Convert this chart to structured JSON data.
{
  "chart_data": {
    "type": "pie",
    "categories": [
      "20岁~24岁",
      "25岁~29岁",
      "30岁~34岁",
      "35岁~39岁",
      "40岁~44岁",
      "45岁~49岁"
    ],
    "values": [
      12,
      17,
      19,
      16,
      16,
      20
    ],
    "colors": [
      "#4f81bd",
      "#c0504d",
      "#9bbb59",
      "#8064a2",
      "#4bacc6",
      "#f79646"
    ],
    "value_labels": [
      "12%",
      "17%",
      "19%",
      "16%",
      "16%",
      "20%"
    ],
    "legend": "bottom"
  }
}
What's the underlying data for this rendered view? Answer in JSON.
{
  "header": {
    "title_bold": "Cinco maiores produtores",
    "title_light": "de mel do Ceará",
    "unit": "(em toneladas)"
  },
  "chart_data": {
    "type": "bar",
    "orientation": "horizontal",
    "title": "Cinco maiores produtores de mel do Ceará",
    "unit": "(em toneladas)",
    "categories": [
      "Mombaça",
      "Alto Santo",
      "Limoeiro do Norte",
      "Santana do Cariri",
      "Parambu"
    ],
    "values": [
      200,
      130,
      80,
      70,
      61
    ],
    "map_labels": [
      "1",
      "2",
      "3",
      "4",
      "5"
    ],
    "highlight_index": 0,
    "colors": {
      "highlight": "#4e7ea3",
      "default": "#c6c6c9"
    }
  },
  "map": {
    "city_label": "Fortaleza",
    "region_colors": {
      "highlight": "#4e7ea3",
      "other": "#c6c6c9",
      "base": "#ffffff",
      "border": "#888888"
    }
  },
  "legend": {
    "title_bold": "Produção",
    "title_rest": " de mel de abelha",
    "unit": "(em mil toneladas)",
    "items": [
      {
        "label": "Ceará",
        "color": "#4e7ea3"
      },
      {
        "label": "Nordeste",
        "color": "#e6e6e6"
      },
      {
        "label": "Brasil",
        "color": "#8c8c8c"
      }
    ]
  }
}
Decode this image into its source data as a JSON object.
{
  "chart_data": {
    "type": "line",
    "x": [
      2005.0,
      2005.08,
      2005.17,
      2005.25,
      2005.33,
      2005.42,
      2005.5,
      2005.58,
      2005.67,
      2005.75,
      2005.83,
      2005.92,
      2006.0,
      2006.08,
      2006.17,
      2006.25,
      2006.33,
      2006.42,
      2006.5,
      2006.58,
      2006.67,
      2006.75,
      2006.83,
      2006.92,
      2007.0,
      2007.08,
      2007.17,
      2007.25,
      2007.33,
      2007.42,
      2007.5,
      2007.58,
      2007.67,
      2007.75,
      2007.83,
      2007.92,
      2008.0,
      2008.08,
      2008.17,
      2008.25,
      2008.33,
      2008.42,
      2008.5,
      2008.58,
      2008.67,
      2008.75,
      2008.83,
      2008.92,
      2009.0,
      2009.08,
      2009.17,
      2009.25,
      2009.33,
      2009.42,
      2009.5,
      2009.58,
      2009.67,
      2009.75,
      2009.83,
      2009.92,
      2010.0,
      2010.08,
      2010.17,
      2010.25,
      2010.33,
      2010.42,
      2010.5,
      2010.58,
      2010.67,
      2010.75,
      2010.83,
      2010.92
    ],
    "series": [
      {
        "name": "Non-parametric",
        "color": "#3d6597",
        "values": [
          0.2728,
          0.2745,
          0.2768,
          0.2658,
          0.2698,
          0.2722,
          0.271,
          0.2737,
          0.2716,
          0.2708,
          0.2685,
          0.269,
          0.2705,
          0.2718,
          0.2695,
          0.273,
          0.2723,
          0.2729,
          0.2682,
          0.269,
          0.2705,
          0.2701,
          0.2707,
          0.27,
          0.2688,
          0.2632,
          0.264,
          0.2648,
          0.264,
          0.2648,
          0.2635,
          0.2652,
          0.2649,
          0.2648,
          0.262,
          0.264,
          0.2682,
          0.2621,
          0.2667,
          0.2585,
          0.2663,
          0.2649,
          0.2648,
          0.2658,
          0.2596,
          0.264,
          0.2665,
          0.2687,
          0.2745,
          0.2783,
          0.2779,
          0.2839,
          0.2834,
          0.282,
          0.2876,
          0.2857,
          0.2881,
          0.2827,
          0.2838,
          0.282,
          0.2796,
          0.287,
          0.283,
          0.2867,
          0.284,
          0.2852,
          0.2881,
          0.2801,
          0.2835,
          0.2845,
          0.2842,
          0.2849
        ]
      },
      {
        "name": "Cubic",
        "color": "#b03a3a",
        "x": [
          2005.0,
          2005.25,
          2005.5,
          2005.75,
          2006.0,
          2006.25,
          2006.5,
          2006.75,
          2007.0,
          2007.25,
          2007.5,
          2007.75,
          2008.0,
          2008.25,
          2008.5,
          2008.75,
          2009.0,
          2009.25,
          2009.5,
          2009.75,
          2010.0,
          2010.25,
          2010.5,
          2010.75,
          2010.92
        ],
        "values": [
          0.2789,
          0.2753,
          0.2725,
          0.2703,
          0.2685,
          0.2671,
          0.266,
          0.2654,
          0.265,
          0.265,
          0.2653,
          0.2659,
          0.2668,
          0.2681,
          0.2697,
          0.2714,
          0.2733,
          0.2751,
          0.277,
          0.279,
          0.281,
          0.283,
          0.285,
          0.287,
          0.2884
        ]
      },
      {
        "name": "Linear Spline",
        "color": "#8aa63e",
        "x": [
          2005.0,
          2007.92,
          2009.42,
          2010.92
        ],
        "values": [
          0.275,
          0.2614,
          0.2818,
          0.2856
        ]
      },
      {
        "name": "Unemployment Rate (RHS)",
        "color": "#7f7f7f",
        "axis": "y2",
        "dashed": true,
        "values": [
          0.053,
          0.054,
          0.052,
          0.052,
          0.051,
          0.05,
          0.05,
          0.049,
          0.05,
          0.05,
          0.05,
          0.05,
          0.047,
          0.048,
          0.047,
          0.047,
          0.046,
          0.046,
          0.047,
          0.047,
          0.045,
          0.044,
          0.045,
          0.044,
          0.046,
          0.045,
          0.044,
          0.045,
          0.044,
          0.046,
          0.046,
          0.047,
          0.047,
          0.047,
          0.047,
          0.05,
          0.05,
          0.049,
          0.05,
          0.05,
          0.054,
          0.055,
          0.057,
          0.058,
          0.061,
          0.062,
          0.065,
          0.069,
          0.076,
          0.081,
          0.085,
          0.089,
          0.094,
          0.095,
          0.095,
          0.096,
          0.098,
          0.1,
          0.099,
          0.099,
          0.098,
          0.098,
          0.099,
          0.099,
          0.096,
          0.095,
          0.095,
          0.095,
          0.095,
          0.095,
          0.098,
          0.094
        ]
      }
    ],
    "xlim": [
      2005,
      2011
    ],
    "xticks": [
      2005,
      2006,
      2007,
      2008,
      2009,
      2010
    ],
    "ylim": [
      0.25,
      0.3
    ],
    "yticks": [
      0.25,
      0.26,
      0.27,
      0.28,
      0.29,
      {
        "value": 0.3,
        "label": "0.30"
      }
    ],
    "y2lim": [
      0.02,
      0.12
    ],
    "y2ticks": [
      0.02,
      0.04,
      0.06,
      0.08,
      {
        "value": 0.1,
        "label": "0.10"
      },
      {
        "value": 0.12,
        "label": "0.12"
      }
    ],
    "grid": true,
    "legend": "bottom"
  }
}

* [Exercise aim]:
Each line that holds the word "Ceará" is to be copied.

* [Exercise response]:
    "title_light": "de mel do Ceará",
    "title": "Cinco maiores produtores de mel do Ceará",
        "label": "Ceará",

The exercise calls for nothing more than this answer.